**YOUR INSTRUCTIONS:** Give a count of the lines below that have the string "agency" in them, with no other words.
— begin STORED DATA —
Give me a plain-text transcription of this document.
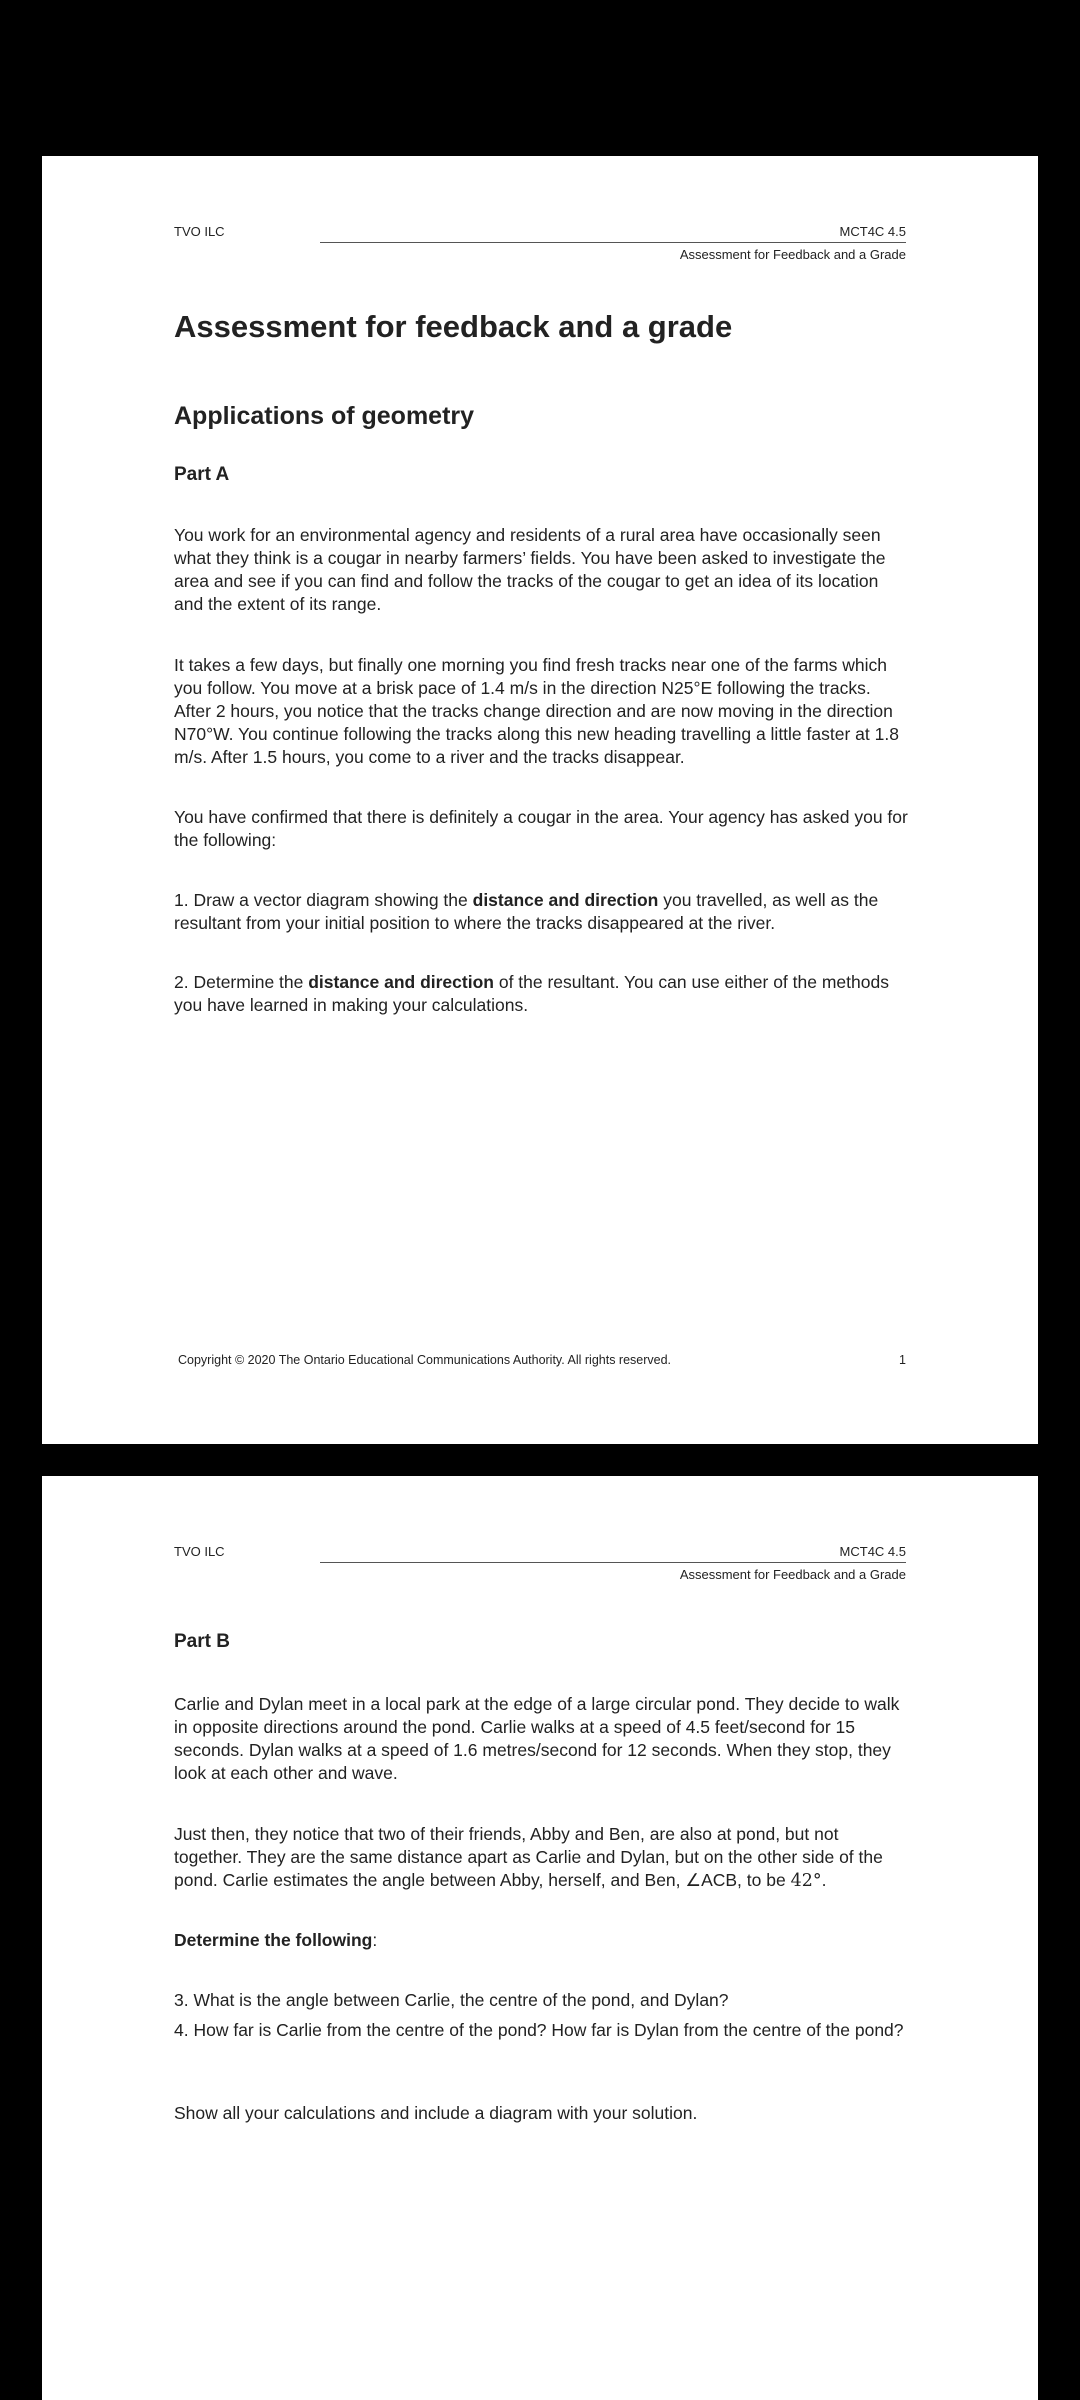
TVO ILC	MCT4C 4.5
Assessment for Feedback and a Grade
Assessment for feedback and a grade
Applications of geometry
Part A

You work for an environmental agency and residents of a rural area have occasionally seen what they think is a cougar in nearby farmers’ fields. You have been asked to investigate the area and see if you can find and follow the tracks of the cougar to get an idea of its location and the extent of its range.

It takes a few days, but finally one morning you find fresh tracks near one of the farms which you follow. You move at a brisk pace of 1.4 m/s in the direction N25°E following the tracks. After 2 hours, you notice that the tracks change direction and are now moving in the direction N70°W. You continue following the tracks along this new heading travelling a little faster at 1.8 m/s. After 1.5 hours, you come to a river and the tracks disappear.

You have confirmed that there is definitely a cougar in the area. Your agency has asked you for the following:

1. Draw a vector diagram showing the distance and direction you travelled, as well as the resultant from your initial position to where the tracks disappeared at the river.

2. Determine the distance and direction of the resultant. You can use either of the methods you have learned in making your calculations.

Copyright © 2020 The Ontario Educational Communications Authority. All rights reserved.	1
TVO ILC	MCT4C 4.5
Assessment for Feedback and a Grade
Part B

Carlie and Dylan meet in a local park at the edge of a large circular pond. They decide to walk in opposite directions around the pond. Carlie walks at a speed of 4.5 feet/second for 15 seconds. Dylan walks at a speed of 1.6 metres/second for 12 seconds. When they stop, they look at each other and wave.

Just then, they notice that two of their friends, Abby and Ben, are also at pond, but not together. They are the same distance apart as Carlie and Dylan, but on the other side of the pond. Carlie estimates the angle between Abby, herself, and Ben, ∠ACB, to be 42°.

Determine the following:

3. What is the angle between Carlie, the centre of the pond, and Dylan?

4. How far is Carlie from the centre of the pond? How far is Dylan from the centre of the pond?

Show all your calculations and include a diagram with your solution.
— end STORED DATA —
**RESPONSE TO THE TASK:** 2